— Start TASK INPUT —

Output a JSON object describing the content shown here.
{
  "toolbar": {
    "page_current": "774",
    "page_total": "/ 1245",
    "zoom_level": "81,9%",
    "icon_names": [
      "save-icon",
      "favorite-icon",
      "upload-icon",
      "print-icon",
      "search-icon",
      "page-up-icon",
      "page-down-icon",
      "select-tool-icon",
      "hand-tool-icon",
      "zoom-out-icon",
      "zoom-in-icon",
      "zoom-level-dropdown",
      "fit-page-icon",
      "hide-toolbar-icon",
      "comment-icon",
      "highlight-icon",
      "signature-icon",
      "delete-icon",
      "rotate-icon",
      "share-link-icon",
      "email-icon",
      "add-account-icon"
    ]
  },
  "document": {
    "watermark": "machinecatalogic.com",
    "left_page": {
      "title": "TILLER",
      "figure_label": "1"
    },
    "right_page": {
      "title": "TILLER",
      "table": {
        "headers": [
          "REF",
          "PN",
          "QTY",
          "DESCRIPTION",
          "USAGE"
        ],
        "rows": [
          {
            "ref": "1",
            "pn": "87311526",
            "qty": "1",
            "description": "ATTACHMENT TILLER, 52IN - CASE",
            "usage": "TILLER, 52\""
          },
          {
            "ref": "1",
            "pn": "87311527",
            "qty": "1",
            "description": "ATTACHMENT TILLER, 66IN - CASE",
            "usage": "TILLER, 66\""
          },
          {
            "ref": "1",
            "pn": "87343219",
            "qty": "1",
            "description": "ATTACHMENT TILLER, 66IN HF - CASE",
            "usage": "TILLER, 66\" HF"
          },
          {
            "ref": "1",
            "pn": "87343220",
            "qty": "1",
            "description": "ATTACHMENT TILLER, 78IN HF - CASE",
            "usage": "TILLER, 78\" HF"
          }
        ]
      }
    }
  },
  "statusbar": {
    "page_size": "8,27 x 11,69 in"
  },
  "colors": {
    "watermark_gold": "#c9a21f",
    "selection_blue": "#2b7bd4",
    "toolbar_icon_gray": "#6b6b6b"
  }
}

— End TASK INPUT —

== REQUIRED WORK ==
Write out the data again, exactly and in full.

== WRITTEN RESPONSE ==
Output a JSON object describing the content shown here.
{
  "toolbar": {
    "page_current": "774",
    "page_total": "/ 1245",
    "zoom_level": "81,9%",
    "icon_names": [
      "save-icon",
      "favorite-icon",
      "upload-icon",
      "print-icon",
      "search-icon",
      "page-up-icon",
      "page-down-icon",
      "select-tool-icon",
      "hand-tool-icon",
      "zoom-out-icon",
      "zoom-in-icon",
      "zoom-level-dropdown",
      "fit-page-icon",
      "hide-toolbar-icon",
      "comment-icon",
      "highlight-icon",
      "signature-icon",
      "delete-icon",
      "rotate-icon",
      "share-link-icon",
      "email-icon",
      "add-account-icon"
    ]
  },
  "document": {
    "watermark": "machinecatalogic.com",
    "left_page": {
      "title": "TILLER",
      "figure_label": "1"
    },
    "right_page": {
      "title": "TILLER",
      "table": {
        "headers": [
          "REF",
          "PN",
          "QTY",
          "DESCRIPTION",
          "USAGE"
        ],
        "rows": [
          {
            "ref": "1",
            "pn": "87311526",
            "qty": "1",
            "description": "ATTACHMENT TILLER, 52IN - CASE",
            "usage": "TILLER, 52\""
          },
          {
            "ref": "1",
            "pn": "87311527",
            "qty": "1",
            "description": "ATTACHMENT TILLER, 66IN - CASE",
            "usage": "TILLER, 66\""
          },
          {
            "ref": "1",
            "pn": "87343219",
            "qty": "1",
            "description": "ATTACHMENT TILLER, 66IN HF - CASE",
            "usage": "TILLER, 66\" HF"
          },
          {
            "ref": "1",
            "pn": "87343220",
            "qty": "1",
            "description": "ATTACHMENT TILLER, 78IN HF - CASE",
            "usage": "TILLER, 78\" HF"
          }
        ]
      }
    }
  },
  "statusbar": {
    "page_size": "8,27 x 11,69 in"
  },
  "colors": {
    "watermark_gold": "#c9a21f",
    "selection_blue": "#2b7bd4",
    "toolbar_icon_gray": "#6b6b6b"
  }
}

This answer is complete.